What is required
Could you repeat exactly the lines below, from the line containing "Give me the" through the last one, both included, while leaving out any pictures?

Supplied data
□ □ □ □ □

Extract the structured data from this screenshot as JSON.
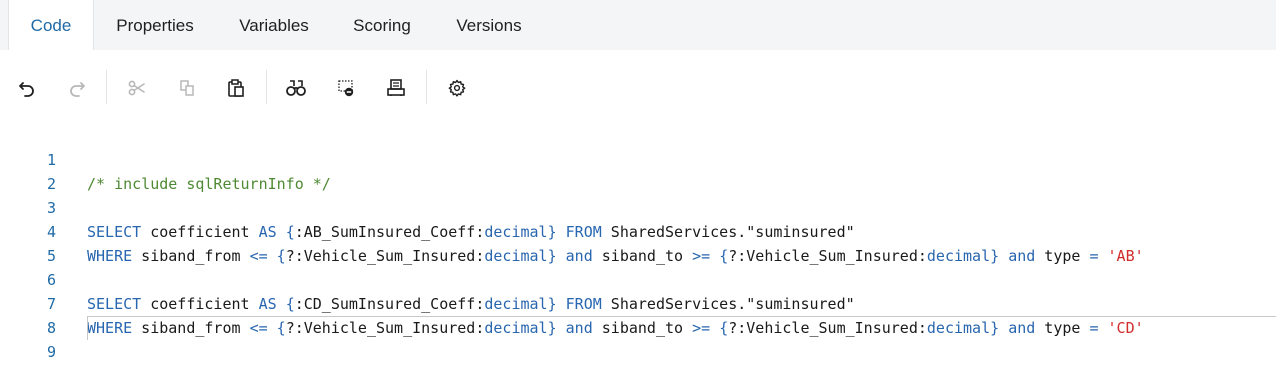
{
  "tabs": [
    {
      "label": "Code",
      "active": true
    },
    {
      "label": "Properties",
      "active": false
    },
    {
      "label": "Variables",
      "active": false
    },
    {
      "label": "Scoring",
      "active": false
    },
    {
      "label": "Versions",
      "active": false
    }
  ],
  "toolbar": {
    "icons": [
      "undo-icon",
      "redo-icon",
      "cut-icon",
      "copy-icon",
      "paste-icon",
      "find-icon",
      "toggle-breakpoint-icon",
      "print-icon",
      "settings-icon"
    ],
    "disabled": [
      "redo-icon",
      "cut-icon",
      "copy-icon"
    ]
  },
  "colors": {
    "accent": "#1f6aa6",
    "keyword": "#2866b0",
    "comment": "#4e8a33",
    "string": "#d22c2c",
    "tabbar_bg": "#f4f5f7"
  },
  "editor": {
    "line_numbers": [
      "1",
      "2",
      "3",
      "4",
      "5",
      "6",
      "7",
      "8",
      "9"
    ],
    "line1": {
      "comment": "/* include sqlReturnInfo */"
    },
    "line3": {
      "kw1": "SELECT",
      "t1": " coefficient ",
      "kw2": "AS",
      "t2": " ",
      "b1": "{",
      "t3": ":AB_SumInsured_Coeff:",
      "kw3": "decimal",
      "b2": "}",
      "t4": " ",
      "kw4": "FROM",
      "t5": " SharedServices.\"suminsured\""
    },
    "line4": {
      "kw1": "WHERE",
      "t1": " siband_from ",
      "op1": "<=",
      "t2": " ",
      "b1": "{",
      "t3": "?:Vehicle_Sum_Insured:",
      "kw2": "decimal",
      "b2": "}",
      "t4": " ",
      "kw3": "and",
      "t5": " siband_to ",
      "op2": ">=",
      "t6": " ",
      "b3": "{",
      "t7": "?:Vehicle_Sum_Insured:",
      "kw4": "decimal",
      "b4": "}",
      "t8": " ",
      "kw5": "and",
      "t9": " type ",
      "op3": "=",
      "t10": " ",
      "st": "'AB'"
    },
    "line6": {
      "kw1": "SELECT",
      "t1": " coefficient ",
      "kw2": "AS",
      "t2": " ",
      "b1": "{",
      "t3": ":CD_SumInsured_Coeff:",
      "kw3": "decimal",
      "b2": "}",
      "t4": " ",
      "kw4": "FROM",
      "t5": " SharedServices.\"suminsured\""
    },
    "line7": {
      "kw1": "WHERE",
      "t1": " siband_from ",
      "op1": "<=",
      "t2": " ",
      "b1": "{",
      "t3": "?:Vehicle_Sum_Insured:",
      "kw2": "decimal",
      "b2": "}",
      "t4": " ",
      "kw3": "and",
      "t5": " siband_to ",
      "op2": ">=",
      "t6": " ",
      "b3": "{",
      "t7": "?:Vehicle_Sum_Insured:",
      "kw4": "decimal",
      "b4": "}",
      "t8": " ",
      "kw5": "and",
      "t9": " type ",
      "op3": "=",
      "t10": " ",
      "st": "'CD'"
    }
  }
}
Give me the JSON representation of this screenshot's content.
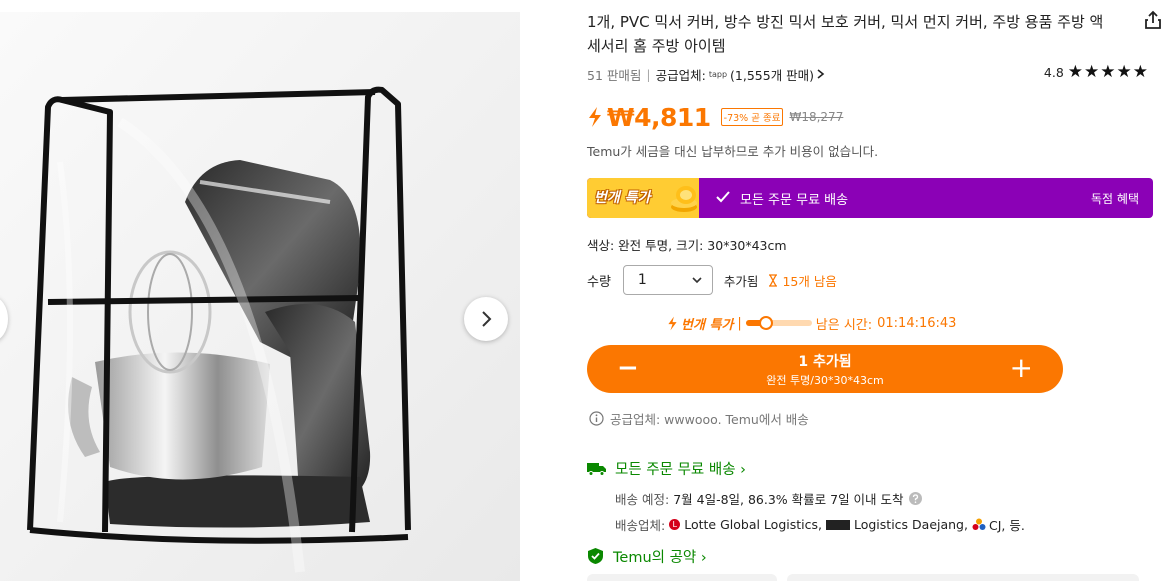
{
  "product": {
    "title": "1개, PVC 믹서 커버, 방수 방진 믹서 보호 커버, 믹서 먼지 커버, 주방 용품 주방 액세서리 홈 주방 아이템",
    "sold": "51 판매됨",
    "separator": "|",
    "supplier_label": "공급업체:",
    "supplier_logo": "tapp",
    "supplier_sales": "(1,555개 판매)",
    "rating_value": "4.8",
    "stars": "★★★★★"
  },
  "price": {
    "current": "₩4,811",
    "discount": "-73% 곧 종료",
    "original": "₩18,277",
    "tax_note": "Temu가 세금을 대신 납부하므로 추가 비용이 없습니다."
  },
  "promo": {
    "tag": "번개 특가",
    "check_text": "모든 주문 무료 배송",
    "exclusive": "독점 혜택",
    "color": "#8b01b6"
  },
  "options": {
    "color_size": "색상: 완전 투명, 크기: 30*30*43cm",
    "qty_label": "수량",
    "qty_value": "1",
    "added": "추가됨",
    "stock": "15개 남음"
  },
  "flash": {
    "label": "번개 특가",
    "separator": "|",
    "progress": 0.3,
    "time_label": "남은 시간:",
    "time_value": "01:14:16:43"
  },
  "cart": {
    "minus": "−",
    "plus": "+",
    "count_label": "1 추가됨",
    "variant": "완전 투명/30*30*43cm"
  },
  "supplier_note": "공급업체: wwwooo. Temu에서 배송",
  "shipping": {
    "headline": "모든 주문 무료 배송 ›",
    "eta_label": "배송 예정:",
    "eta_value": "7월 4일-8일, 86.3% 확률로 7일 이내 도착",
    "carriers_label": "배송업체:",
    "carrier_1": "Lotte Global Logistics,",
    "carrier_2": "Logistics Daejang,",
    "carrier_3": "CJ, 등."
  },
  "promise": "Temu의 공약 ›",
  "colors": {
    "accent": "#fb7701",
    "green": "#0a8800",
    "purple": "#8b01b6"
  },
  "icons": [
    "share-icon",
    "bolt-icon",
    "check-icon",
    "chevron-down-icon",
    "hourglass-icon",
    "info-icon",
    "truck-icon",
    "help-icon",
    "shield-check-icon",
    "chevron-right-icon"
  ]
}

□ □ □ □ □

Result for this task
Give me the JSON representation of this screenshot's content.
{
  "product": {
    "title": "1개, PVC 믹서 커버, 방수 방진 믹서 보호 커버, 믹서 먼지 커버, 주방 용품 주방 액세서리 홈 주방 아이템",
    "sold": "51 판매됨",
    "separator": "|",
    "supplier_label": "공급업체:",
    "supplier_logo": "tapp",
    "supplier_sales": "(1,555개 판매)",
    "rating_value": "4.8",
    "stars": "★★★★★"
  },
  "price": {
    "current": "₩4,811",
    "discount": "-73% 곧 종료",
    "original": "₩18,277",
    "tax_note": "Temu가 세금을 대신 납부하므로 추가 비용이 없습니다."
  },
  "promo": {
    "tag": "번개 특가",
    "check_text": "모든 주문 무료 배송",
    "exclusive": "독점 혜택",
    "color": "#8b01b6"
  },
  "options": {
    "color_size": "색상: 완전 투명, 크기: 30*30*43cm",
    "qty_label": "수량",
    "qty_value": "1",
    "added": "추가됨",
    "stock": "15개 남음"
  },
  "flash": {
    "label": "번개 특가",
    "separator": "|",
    "progress": 0.3,
    "time_label": "남은 시간:",
    "time_value": "01:14:16:43"
  },
  "cart": {
    "minus": "−",
    "plus": "+",
    "count_label": "1 추가됨",
    "variant": "완전 투명/30*30*43cm"
  },
  "supplier_note": "공급업체: wwwooo. Temu에서 배송",
  "shipping": {
    "headline": "모든 주문 무료 배송 ›",
    "eta_label": "배송 예정:",
    "eta_value": "7월 4일-8일, 86.3% 확률로 7일 이내 도착",
    "carriers_label": "배송업체:",
    "carrier_1": "Lotte Global Logistics,",
    "carrier_2": "Logistics Daejang,",
    "carrier_3": "CJ, 등."
  },
  "promise": "Temu의 공약 ›",
  "colors": {
    "accent": "#fb7701",
    "green": "#0a8800",
    "purple": "#8b01b6"
  },
  "icons": [
    "share-icon",
    "bolt-icon",
    "check-icon",
    "chevron-down-icon",
    "hourglass-icon",
    "info-icon",
    "truck-icon",
    "help-icon",
    "shield-check-icon",
    "chevron-right-icon"
  ]
}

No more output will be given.